--- Start of TEXT SHOWN ---

Sunday, February 26, 2012

Bob Dibiasio Fails to Connect with the Fans

In regards to Bob Dibiasio's impromptu call in to Chuck Booms of CBS Radio 92.3 The Fan:

Never argue with a fool, onlookers listeners may not be able to tell the difference.


Case in point: the following dialogue from Bob Dibiasio:
This is the thing that drives us nuts...and I know people are going to crazy on this line...but people should be celebrating the Dolan ownership because without them and their willingness to deficit spend on a number of occasions  has stopped us from  being certain baseball teams that have been under .500 for fifteen - eighteen years. Teams that have been in last place in the central division for every year of the 17 years we've been in this division.

People should try and be objective once that's all we ask be objective once and look at  this from the other side--what would a size market like Cleveland which is the 22 teams fight this  economic fight that is major league baseball - and I know that a lot of the anger is because of the economics of baseballs crazy and they dump that on the Dolan ownership. - Bob Dibiasio
This old adage was never more true then when Bob Dibiasio took it upon himself to call a local radio station to defend the Cleveland Indians and specifically Paul Dolan who had made some questionable comments regarding the state of the franchise in an interview with Andy Baskin and Jeff Phelps the previous day: The Paul Dolan Buzzkil Interview .

--- End of TEXT SHOWN ---
--- Start of LISTED RECORDS ---

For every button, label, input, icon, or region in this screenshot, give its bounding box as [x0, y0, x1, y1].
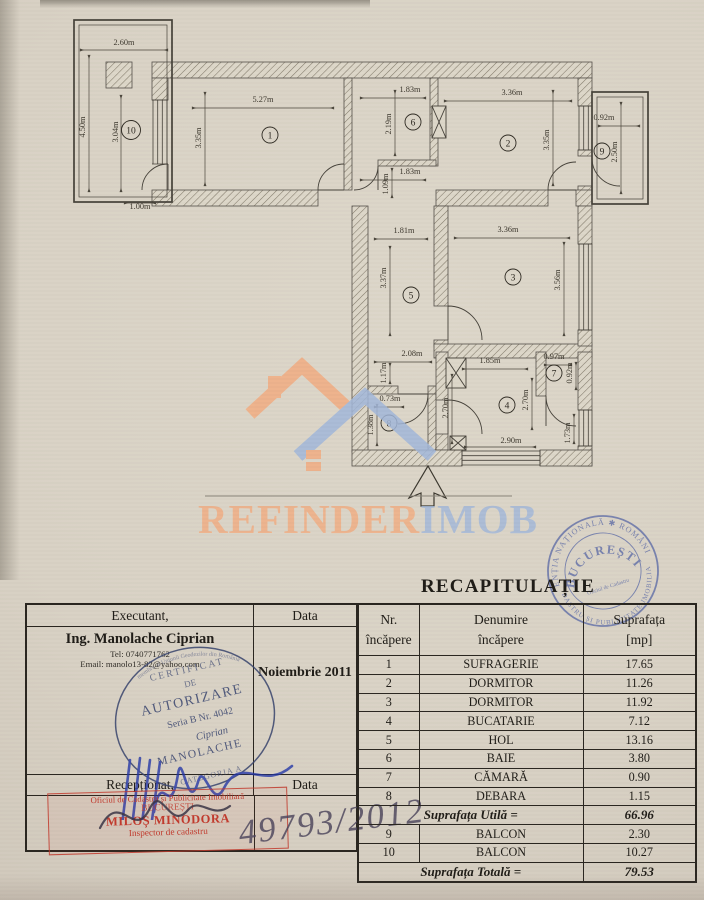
- dim-label: 5.27m: [253, 95, 275, 104]
- dim-label: 3.35m: [542, 129, 551, 151]
- logo-window: [306, 462, 321, 471]
- brand-wordmark: REFINDERIMOB: [198, 496, 538, 542]
- room-name: DEBARA: [419, 787, 583, 806]
- room-nr: 2: [358, 674, 419, 693]
- room-area: 0.90: [583, 768, 696, 787]
- dim-label: 3.37m: [379, 267, 388, 289]
- dim-label: 1.83m: [400, 167, 422, 176]
- auth-line-de: DE: [183, 677, 197, 690]
- room-area: 3.80: [583, 749, 696, 768]
- watermark-logo: REFINDERIMOB: [180, 350, 540, 550]
- room-number-label: 2: [506, 140, 511, 150]
- room-area: 1.15: [583, 787, 696, 806]
- room-number-label: 5: [409, 292, 414, 302]
- scanned-document-page: { "document": { "recap_title": "RECAPITU…: [0, 0, 704, 900]
- room-number-label: 10: [126, 127, 136, 137]
- col-header-suprafata: Suprafața[mp]: [583, 604, 696, 656]
- balcony-outlines: [74, 20, 648, 204]
- dim-label: 3.36m: [498, 225, 520, 234]
- dim-label: 3.56m: [553, 269, 562, 291]
- room-number: 1: [262, 127, 278, 143]
- table-row: 10BALCON10.27: [358, 843, 696, 862]
- room-number-label: 7: [552, 370, 557, 380]
- dim-label: 3.36m: [502, 88, 524, 97]
- suprafata-utila-row: Suprafața Utilă = 66.96: [358, 806, 696, 825]
- room-name: HOL: [419, 731, 583, 750]
- room-number: 10: [122, 121, 141, 140]
- dim-label: 0.92m: [594, 113, 616, 122]
- room-name: DORMITOR: [419, 693, 583, 712]
- room-nr: 8: [358, 787, 419, 806]
- room-area: 17.65: [583, 656, 696, 675]
- dim-label: 3.35m: [194, 127, 203, 149]
- room-name: BAIE: [419, 749, 583, 768]
- table-row: 3DORMITOR11.92: [358, 693, 696, 712]
- col-header-nr: Nr.încăpere: [358, 604, 419, 656]
- table-row: 7CĂMARĂ0.90: [358, 768, 696, 787]
- room-number-label: 3: [511, 274, 516, 284]
- room-nr: 3: [358, 693, 419, 712]
- dim-label: 1.09m: [381, 173, 390, 195]
- recap-title: RECAPITULAȚIE: [408, 576, 608, 598]
- brand-imob: IMOB: [420, 496, 538, 542]
- dim-label: 4.50m: [78, 116, 87, 138]
- col-header-denumire: Denumireîncăpere: [419, 604, 583, 656]
- room-area: 7.12: [583, 712, 696, 731]
- room-area: 13.16: [583, 731, 696, 750]
- room-nr: 10: [358, 843, 419, 862]
- room-nr: 6: [358, 749, 419, 768]
- dim-label: 1.83m: [400, 85, 422, 94]
- room-name: DORMITOR: [419, 674, 583, 693]
- room-area: 2.30: [583, 825, 696, 844]
- table-row: 4BUCATARIE7.12: [358, 712, 696, 731]
- utila-label: Suprafața Utilă =: [358, 806, 583, 825]
- room-nr: 5: [358, 731, 419, 750]
- room-number: 3: [505, 269, 521, 285]
- room-area: 11.92: [583, 693, 696, 712]
- dim-label: 0.97m: [544, 352, 566, 361]
- brand-refinder: REFINDER: [198, 496, 420, 542]
- room-name: BALCON: [419, 843, 583, 862]
- room-name: BUCATARIE: [419, 712, 583, 731]
- table-row: 6BAIE3.80: [358, 749, 696, 768]
- room-number: 2: [500, 135, 516, 151]
- dim-label: 2.60m: [114, 38, 136, 47]
- dim-label: 2.50m: [610, 141, 619, 163]
- recap-table: Nr.încăpere Denumireîncăpere Suprafața[m…: [357, 603, 697, 883]
- room-nr: 4: [358, 712, 419, 731]
- logo-roof-orange: [250, 366, 354, 414]
- room-number-label: 9: [600, 148, 605, 158]
- dim-label: 1.73m: [563, 422, 572, 444]
- logo-roof-blue: [298, 396, 432, 456]
- dim-label: 0.92m: [565, 362, 574, 384]
- dim-label: 1.81m: [394, 226, 416, 235]
- dim-label: 1.00m: [130, 202, 152, 211]
- logo-window: [306, 450, 321, 459]
- room-number: 6: [405, 114, 421, 130]
- recap-header-row: Nr.încăpere Denumireîncăpere Suprafața[m…: [358, 604, 696, 656]
- table-row: 5HOL13.16: [358, 731, 696, 750]
- dim-label: 3.04m: [111, 121, 120, 143]
- dim-label: 2.19m: [384, 113, 393, 135]
- room-name: BALCON: [419, 825, 583, 844]
- room-number: 9: [594, 143, 610, 159]
- table-row: 1SUFRAGERIE17.65: [358, 656, 696, 675]
- room-name: CĂMARĂ: [419, 768, 583, 787]
- room-number: 5: [403, 287, 419, 303]
- page-edge-shadow-top: [40, 0, 370, 8]
- utila-value: 66.96: [583, 806, 696, 825]
- page-edge-shadow-left: [0, 0, 20, 580]
- room-nr: 9: [358, 825, 419, 844]
- room-name: SUFRAGERIE: [419, 656, 583, 675]
- table-row: 2DORMITOR11.26: [358, 674, 696, 693]
- room-area: 11.26: [583, 674, 696, 693]
- room-area: 10.27: [583, 843, 696, 862]
- table-row: 8DEBARA1.15: [358, 787, 696, 806]
- room-nr: 7: [358, 768, 419, 787]
- room-number-label: 6: [411, 119, 416, 129]
- table-row: 9BALCON2.30: [358, 825, 696, 844]
- page-edge-shadow-bottom: [0, 874, 704, 900]
- room-nr: 1: [358, 656, 419, 675]
- room-number: 7: [546, 365, 562, 381]
- room-number-label: 1: [268, 132, 273, 142]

--- End of LISTED RECORDS ---

= PROBLEMS =
[A] According to the post about Bob Dibiasio, whom did Dibiasio call in to?
[B] Rewrite the rows between the lines holding "- dim-label: 5.27m: [253, 95, 275, 104]" and "- room-area: 17.65: [583, 656, 696, 675]", inclusive, swapping "room-name" for "room-label" and leaving everything else as it is.

= RESULTS BY TASK =
[A] Chuck Booms of CBS Radio 92.3 The Fan.

[B]
- dim-label: 5.27m: [253, 95, 275, 104]
- dim-label: 3.35m: [542, 129, 551, 151]
- logo-window: [306, 462, 321, 471]
- brand-wordmark: REFINDERIMOB: [198, 496, 538, 542]
- room-label: DEBARA: [419, 787, 583, 806]
- room-nr: 2: [358, 674, 419, 693]
- room-area: 0.90: [583, 768, 696, 787]
- dim-label: 3.37m: [379, 267, 388, 289]
- dim-label: 1.83m: [400, 167, 422, 176]
- auth-line-de: DE: [183, 677, 197, 690]
- room-area: 3.80: [583, 749, 696, 768]
- watermark-logo: REFINDERIMOB: [180, 350, 540, 550]
- room-number-label: 2: [506, 140, 511, 150]
- room-area: 1.15: [583, 787, 696, 806]
- room-number-label: 5: [409, 292, 414, 302]
- scanned-document-page: { "document": { "recap_title": "RECAPITU…: [0, 0, 704, 900]
- room-number-label: 10: [126, 127, 136, 137]
- col-header-suprafata: Suprafața[mp]: [583, 604, 696, 656]
- balcony-outlines: [74, 20, 648, 204]
- dim-label: 3.36m: [498, 225, 520, 234]
- dim-label: 3.56m: [553, 269, 562, 291]
- room-number: 1: [262, 127, 278, 143]
- table-row: 10BALCON10.27: [358, 843, 696, 862]
- room-number-label: 7: [552, 370, 557, 380]
- dim-label: 3.36m: [502, 88, 524, 97]
- suprafata-utila-row: Suprafața Utilă = 66.96: [358, 806, 696, 825]
- room-label: HOL: [419, 731, 583, 750]
- room-number: 10: [122, 121, 141, 140]
- dim-label: 0.92m: [594, 113, 616, 122]
- room-label: DORMITOR: [419, 693, 583, 712]
- room-nr: 8: [358, 787, 419, 806]
- room-area: 17.65: [583, 656, 696, 675]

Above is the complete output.